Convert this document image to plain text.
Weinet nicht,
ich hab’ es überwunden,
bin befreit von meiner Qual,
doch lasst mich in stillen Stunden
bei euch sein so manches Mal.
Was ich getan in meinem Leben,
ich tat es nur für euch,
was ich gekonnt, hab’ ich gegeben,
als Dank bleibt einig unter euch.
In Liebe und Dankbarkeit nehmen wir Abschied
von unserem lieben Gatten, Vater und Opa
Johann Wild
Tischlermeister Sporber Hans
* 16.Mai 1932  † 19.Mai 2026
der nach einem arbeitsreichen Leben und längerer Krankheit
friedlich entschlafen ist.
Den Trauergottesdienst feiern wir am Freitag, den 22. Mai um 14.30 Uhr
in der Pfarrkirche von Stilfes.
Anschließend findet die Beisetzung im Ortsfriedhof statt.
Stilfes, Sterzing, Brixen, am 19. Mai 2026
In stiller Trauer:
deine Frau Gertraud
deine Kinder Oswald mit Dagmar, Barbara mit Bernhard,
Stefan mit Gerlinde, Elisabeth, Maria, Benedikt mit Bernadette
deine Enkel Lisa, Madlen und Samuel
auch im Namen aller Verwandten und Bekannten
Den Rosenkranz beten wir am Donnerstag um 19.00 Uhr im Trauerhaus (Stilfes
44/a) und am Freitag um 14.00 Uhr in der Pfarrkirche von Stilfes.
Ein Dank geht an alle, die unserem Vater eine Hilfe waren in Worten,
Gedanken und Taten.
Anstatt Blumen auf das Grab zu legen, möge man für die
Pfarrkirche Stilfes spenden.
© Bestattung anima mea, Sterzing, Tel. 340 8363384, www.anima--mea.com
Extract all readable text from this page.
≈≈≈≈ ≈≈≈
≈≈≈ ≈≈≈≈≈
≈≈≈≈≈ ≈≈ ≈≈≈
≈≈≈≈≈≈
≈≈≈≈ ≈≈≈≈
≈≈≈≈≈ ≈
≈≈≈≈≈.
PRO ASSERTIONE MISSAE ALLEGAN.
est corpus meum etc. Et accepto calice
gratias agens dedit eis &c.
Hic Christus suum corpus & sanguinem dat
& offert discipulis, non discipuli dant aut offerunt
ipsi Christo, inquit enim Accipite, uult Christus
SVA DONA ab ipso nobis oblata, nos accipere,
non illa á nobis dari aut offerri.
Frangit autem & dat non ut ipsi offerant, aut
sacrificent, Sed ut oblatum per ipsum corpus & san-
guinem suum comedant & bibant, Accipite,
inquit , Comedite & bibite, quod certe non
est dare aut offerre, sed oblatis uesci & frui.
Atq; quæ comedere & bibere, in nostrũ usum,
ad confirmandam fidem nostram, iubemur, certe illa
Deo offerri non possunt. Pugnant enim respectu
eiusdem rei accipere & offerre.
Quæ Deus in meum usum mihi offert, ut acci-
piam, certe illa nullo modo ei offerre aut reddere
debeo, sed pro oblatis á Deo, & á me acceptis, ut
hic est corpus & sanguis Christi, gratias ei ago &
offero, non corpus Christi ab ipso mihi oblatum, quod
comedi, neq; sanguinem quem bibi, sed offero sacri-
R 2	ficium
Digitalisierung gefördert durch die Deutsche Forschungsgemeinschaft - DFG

□ □ □ □ □ □ □

REQUIREMENT
Every line from the one containing "Extract all readable text from this page." through the end of the data must be repeated exactly, and no other line.

THE COMPLETED TASK
Extract all readable text from this page.
≈≈≈≈ ≈≈≈
≈≈≈ ≈≈≈≈≈
≈≈≈≈≈ ≈≈ ≈≈≈
≈≈≈≈≈≈
≈≈≈≈ ≈≈≈≈
≈≈≈≈≈ ≈
≈≈≈≈≈.
PRO ASSERTIONE MISSAE ALLEGAN.
est corpus meum etc. Et accepto calice
gratias agens dedit eis &c.
Hic Christus suum corpus & sanguinem dat
& offert discipulis, non discipuli dant aut offerunt
ipsi Christo, inquit enim Accipite, uult Christus
SVA DONA ab ipso nobis oblata, nos accipere,
non illa á nobis dari aut offerri.
Frangit autem & dat non ut ipsi offerant, aut
sacrificent, Sed ut oblatum per ipsum corpus & san-
guinem suum comedant & bibant, Accipite,
inquit , Comedite & bibite, quod certe non
est dare aut offerre, sed oblatis uesci & frui.
Atq; quæ comedere & bibere, in nostrũ usum,
ad confirmandam fidem nostram, iubemur, certe illa
Deo offerri non possunt. Pugnant enim respectu
eiusdem rei accipere & offerre.
Quæ Deus in meum usum mihi offert, ut acci-
piam, certe illa nullo modo ei offerre aut reddere
debeo, sed pro oblatis á Deo, & á me acceptis, ut
hic est corpus & sanguis Christi, gratias ei ago &
offero, non corpus Christi ab ipso mihi oblatum, quod
comedi, neq; sanguinem quem bibi, sed offero sacri-
R 2	ficium
Digitalisierung gefördert durch die Deutsche Forschungsgemeinschaft - DFG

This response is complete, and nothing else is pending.